--- Directive ---
Return each line of the data below exactly, omitting any pictures.

— START Excerpted data —

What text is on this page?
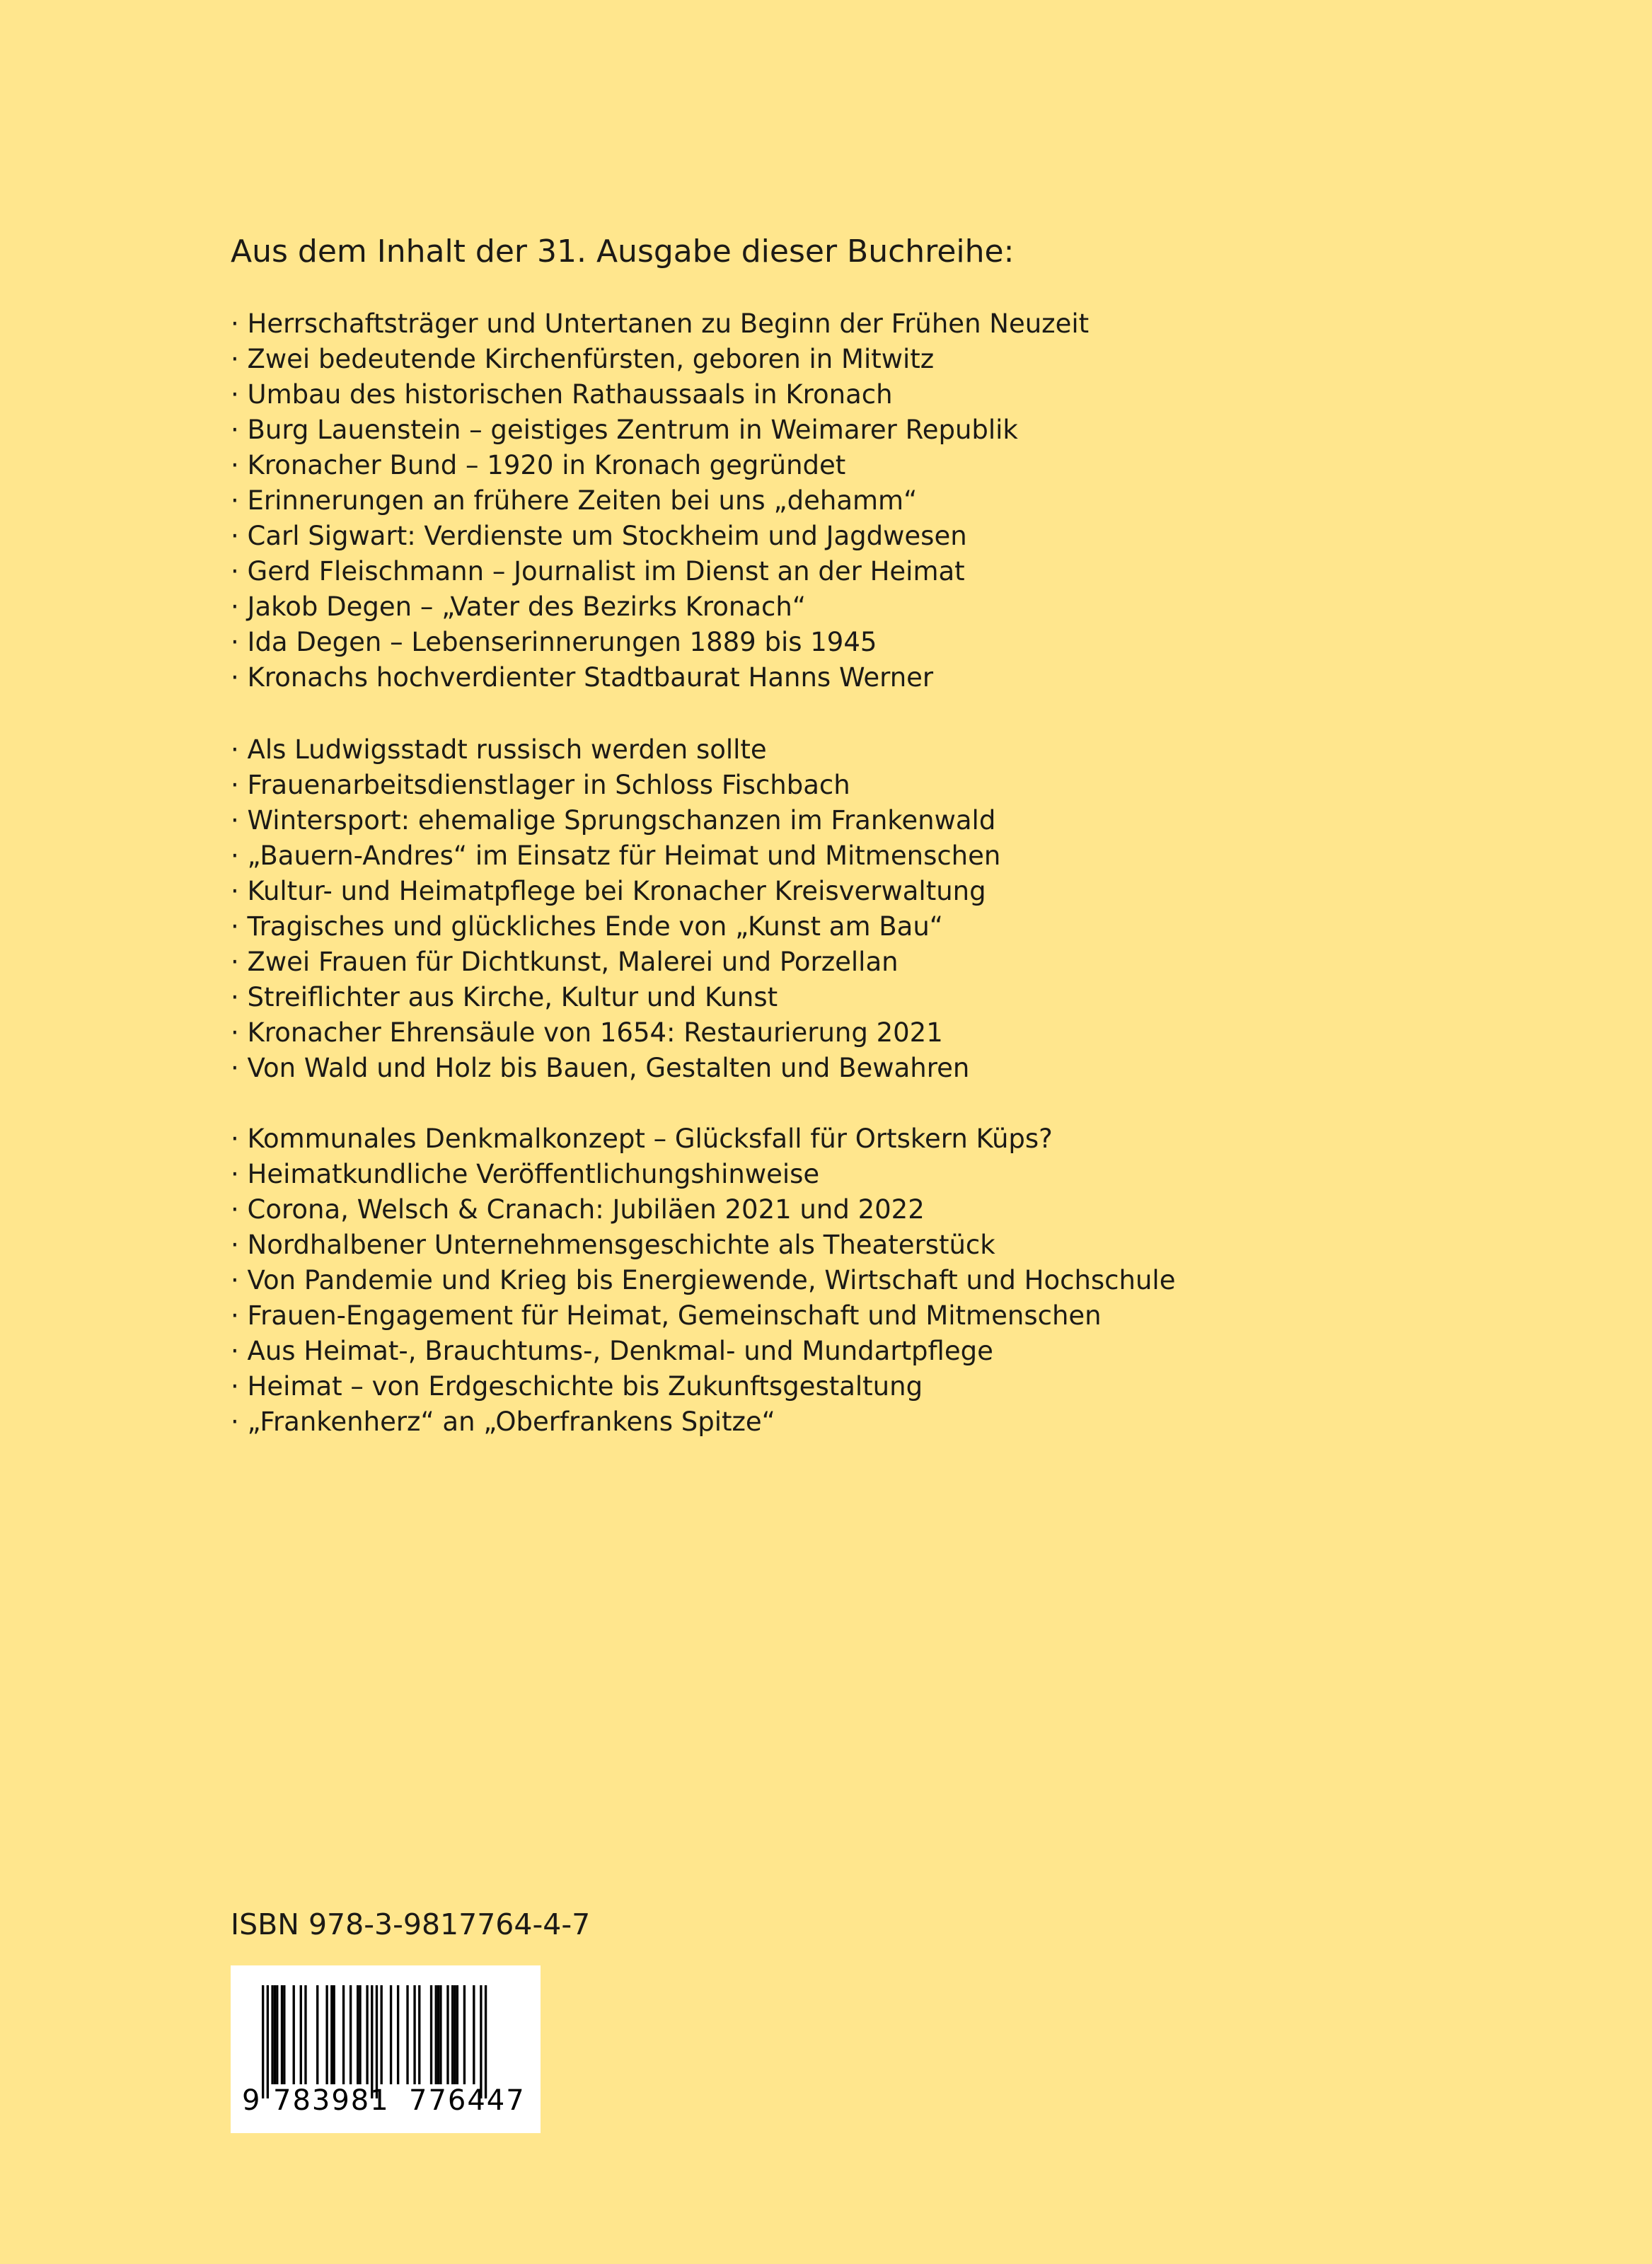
Aus dem Inhalt der 31. Ausgabe dieser Buchreihe:
· Herrschaftsträger und Untertanen zu Beginn der Frühen Neuzeit
· Zwei bedeutende Kirchenfürsten, geboren in Mitwitz
· Umbau des historischen Rathaussaals in Kronach
· Burg Lauenstein – geistiges Zentrum in Weimarer Republik
· Kronacher Bund – 1920 in Kronach gegründet
· Erinnerungen an frühere Zeiten bei uns „dehamm“
· Carl Sigwart: Verdienste um Stockheim und Jagdwesen
· Gerd Fleischmann – Journalist im Dienst an der Heimat
· Jakob Degen – „Vater des Bezirks Kronach“
· Ida Degen – Lebenserinnerungen 1889 bis 1945
· Kronachs hochverdienter Stadtbaurat Hanns Werner
· Als Ludwigsstadt russisch werden sollte
· Frauenarbeitsdienstlager in Schloss Fischbach
· Wintersport: ehemalige Sprungschanzen im Frankenwald
· „Bauern-Andres“ im Einsatz für Heimat und Mitmenschen
· Kultur- und Heimatpflege bei Kronacher Kreisverwaltung
· Tragisches und glückliches Ende von „Kunst am Bau“
· Zwei Frauen für Dichtkunst, Malerei und Porzellan
· Streiflichter aus Kirche, Kultur und Kunst
· Kronacher Ehrensäule von 1654: Restaurierung 2021
· Von Wald und Holz bis Bauen, Gestalten und Bewahren
· Kommunales Denkmalkonzept – Glücksfall für Ortskern Küps?
· Heimatkundliche Veröffentlichungshinweise
· Corona, Welsch & Cranach: Jubiläen 2021 und 2022
· Nordhalbener Unternehmensgeschichte als Theaterstück
· Von Pandemie und Krieg bis Energiewende, Wirtschaft und Hochschule
· Frauen-Engagement für Heimat, Gemeinschaft und Mitmenschen
· Aus Heimat-, Brauchtums-, Denkmal- und Mundartpflege
· Heimat – von Erdgeschichte bis Zukunftsgestaltung
· „Frankenherz“ an „Oberfrankens Spitze“
ISBN 978-3-9817764-4-7
9 783981 776447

— END Excerpted data —

--- Result ---
What text is on this page?
Aus dem Inhalt der 31. Ausgabe dieser Buchreihe:
· Herrschaftsträger und Untertanen zu Beginn der Frühen Neuzeit
· Zwei bedeutende Kirchenfürsten, geboren in Mitwitz
· Umbau des historischen Rathaussaals in Kronach
· Burg Lauenstein – geistiges Zentrum in Weimarer Republik
· Kronacher Bund – 1920 in Kronach gegründet
· Erinnerungen an frühere Zeiten bei uns „dehamm“
· Carl Sigwart: Verdienste um Stockheim und Jagdwesen
· Gerd Fleischmann – Journalist im Dienst an der Heimat
· Jakob Degen – „Vater des Bezirks Kronach“
· Ida Degen – Lebenserinnerungen 1889 bis 1945
· Kronachs hochverdienter Stadtbaurat Hanns Werner
· Als Ludwigsstadt russisch werden sollte
· Frauenarbeitsdienstlager in Schloss Fischbach
· Wintersport: ehemalige Sprungschanzen im Frankenwald
· „Bauern-Andres“ im Einsatz für Heimat und Mitmenschen
· Kultur- und Heimatpflege bei Kronacher Kreisverwaltung
· Tragisches und glückliches Ende von „Kunst am Bau“
· Zwei Frauen für Dichtkunst, Malerei und Porzellan
· Streiflichter aus Kirche, Kultur und Kunst
· Kronacher Ehrensäule von 1654: Restaurierung 2021
· Von Wald und Holz bis Bauen, Gestalten und Bewahren
· Kommunales Denkmalkonzept – Glücksfall für Ortskern Küps?
· Heimatkundliche Veröffentlichungshinweise
· Corona, Welsch & Cranach: Jubiläen 2021 und 2022
· Nordhalbener Unternehmensgeschichte als Theaterstück
· Von Pandemie und Krieg bis Energiewende, Wirtschaft und Hochschule
· Frauen-Engagement für Heimat, Gemeinschaft und Mitmenschen
· Aus Heimat-, Brauchtums-, Denkmal- und Mundartpflege
· Heimat – von Erdgeschichte bis Zukunftsgestaltung
· „Frankenherz“ an „Oberfrankens Spitze“
ISBN 978-3-9817764-4-7
9 783981 776447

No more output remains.